> [Text section]:
The prized scion of Muammar Gaddafi is a prisoner of tribesmen in these mountains of scrub and ocher rock of Zintan, Libya.

The rebels who captured him after the 2011 civil war that toppled his father have refused to turn him over to the central government in Tripoli or the International Criminal Court (ICC) in The Hague. The militiamen patrolling hillsides of winding roads and scattered bunkers want Seif Islam Gaddafi tried in a rural courtroom.

“Seif is a murderer and a liar. We have our own high court so we’ll try him in Zintan,” said Alramah Mohamed Elmerhani, a former rebel commander who was wounded in a tank battle. “It will bring pride to our city, which was forgotten by his father’s regime.”

The militia’s sway over Seif Gaddafi’s legal fate is emblematic of the danger this fractured nation faces as it attempts to unify amid tribal animosities, territorial disputes and economic turmoil.

The political disarray and weakness of the government were evident when the General National Congress abandoned its chamber in February after it was seized by former revolutionaries demanding compensation for wartime injuries.

> [Material]:
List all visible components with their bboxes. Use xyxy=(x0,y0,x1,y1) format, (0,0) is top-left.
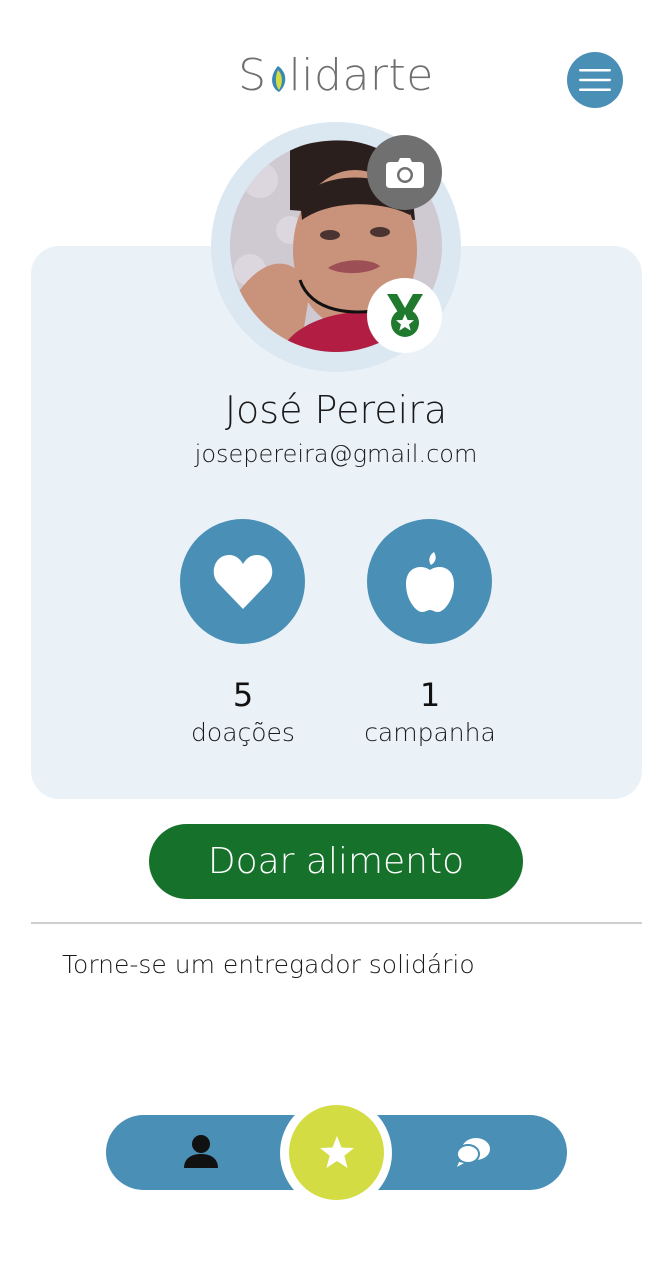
chat-icon xyxy=(456,1138,490,1167)
heart-icon xyxy=(213,554,272,609)
profile-icon xyxy=(184,1135,218,1168)
logo-text-start: S xyxy=(238,50,267,101)
logo-leaf-icon xyxy=(271,66,285,92)
user-name: José Pereira xyxy=(224,388,448,432)
nav-favorites-button[interactable] xyxy=(289,1105,384,1200)
donate-food-button[interactable]: Doar alimento xyxy=(149,824,523,899)
campaigns-label: campanha xyxy=(364,718,496,747)
divider xyxy=(31,922,642,924)
apple-icon xyxy=(405,551,454,612)
hamburger-icon xyxy=(579,69,611,91)
campaigns-stat-button[interactable] xyxy=(367,519,492,644)
medal-badge xyxy=(367,278,442,353)
camera-icon xyxy=(385,157,424,188)
donations-count: 5 xyxy=(232,676,254,714)
donations-label: doações xyxy=(191,718,295,747)
user-email: josepereira@gmail.com xyxy=(194,440,478,468)
donations-stat-button[interactable] xyxy=(180,519,305,644)
become-courier-link[interactable]: Torne-se um entregador solidário xyxy=(62,950,475,979)
change-photo-button[interactable] xyxy=(367,135,442,210)
menu-button[interactable] xyxy=(567,52,623,108)
star-icon xyxy=(319,1135,354,1168)
medal-icon xyxy=(386,293,423,337)
nav-profile-button[interactable] xyxy=(180,1130,222,1172)
nav-chat-button[interactable] xyxy=(452,1132,494,1172)
campaigns-count: 1 xyxy=(419,676,441,714)
logo-text-end: lidarte xyxy=(288,50,434,101)
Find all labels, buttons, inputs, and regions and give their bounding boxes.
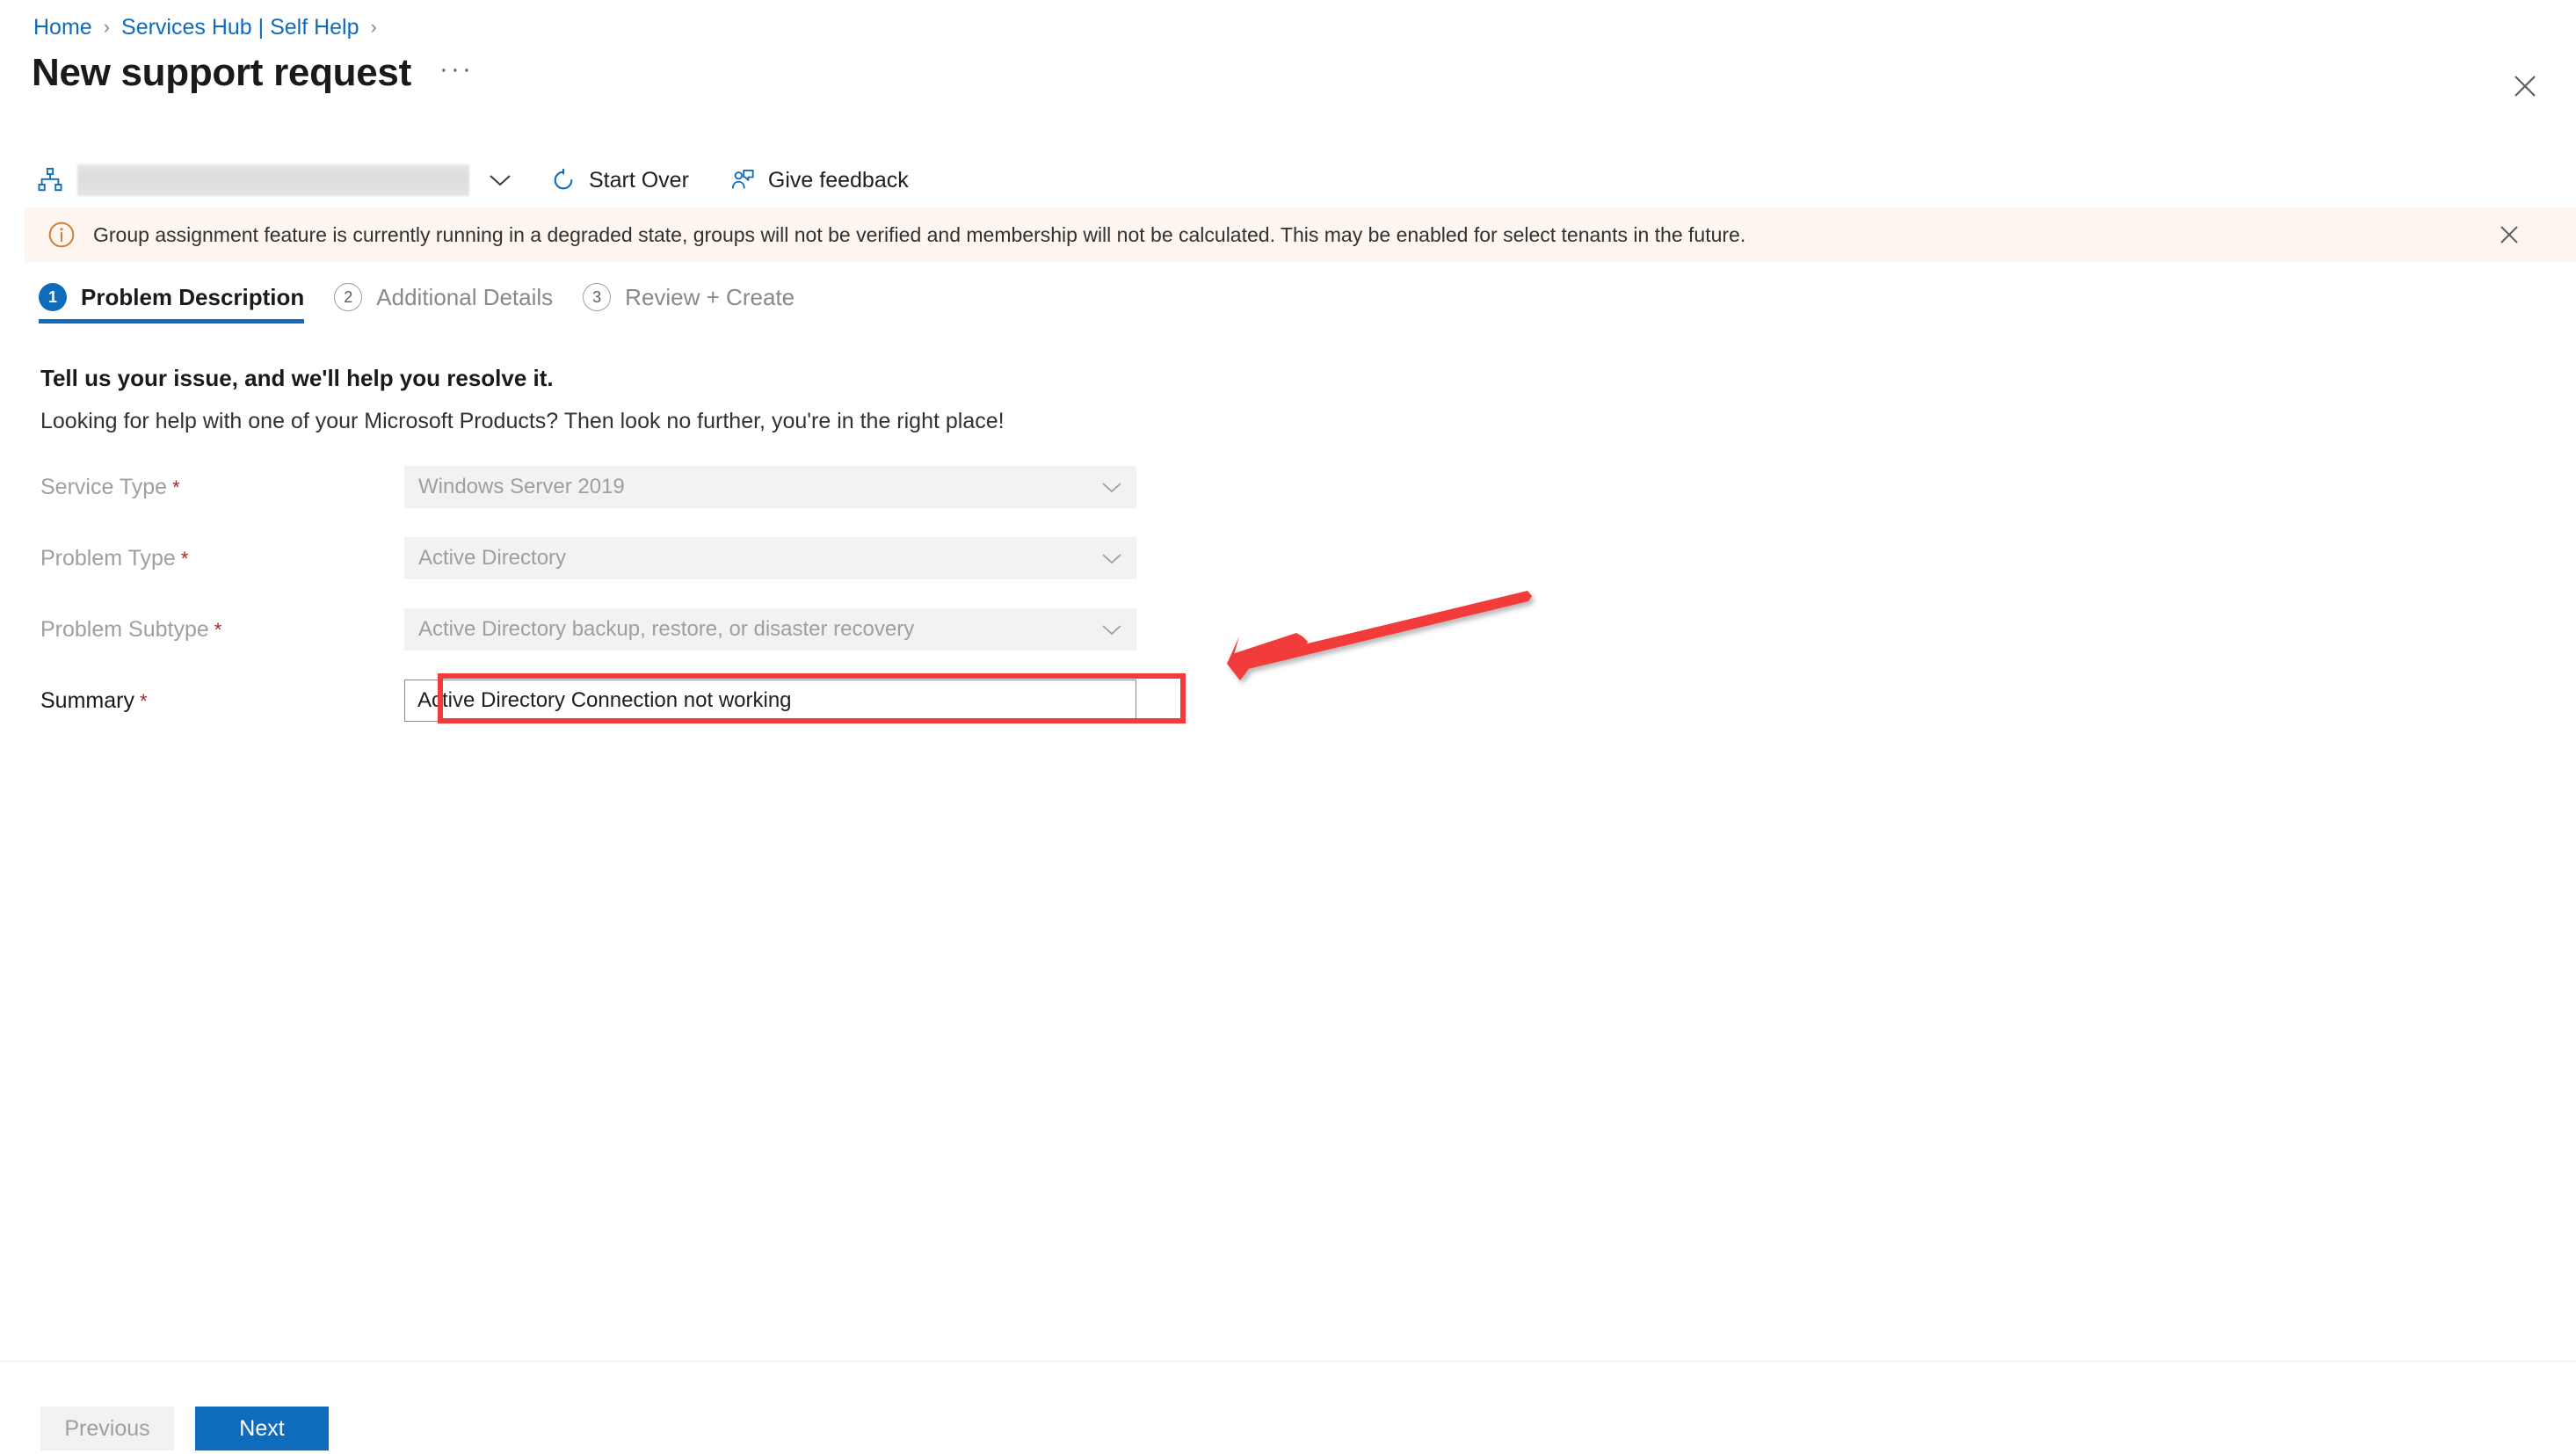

> [Written tasks]:
[1] Copy word for word the stretch of the article about Seif Gaddafi from "The militia’s sway" through "and economic turmoil.".
[2] Answer these from the article about Seif Gaddafi:
(a) In what kind of courtroom do the militiamen want him tried?
(b) How was Alramah Mohamed Elmerhani wounded?
(c) What were the former revolutionaries who seized the General National Congress chamber demanding?
Rely only on the article about Seif Gaddafi, not on the records.

> [Answers to each task]:
[1]
The militia’s sway over Seif Gaddafi’s legal fate is emblematic of the danger this fractured nation faces as it attempts to unify amid tribal animosities, territorial disputes and economic turmoil.

[2]
(a) A rural courtroom.
(b) In a tank battle.
(c) Compensation for wartime injuries.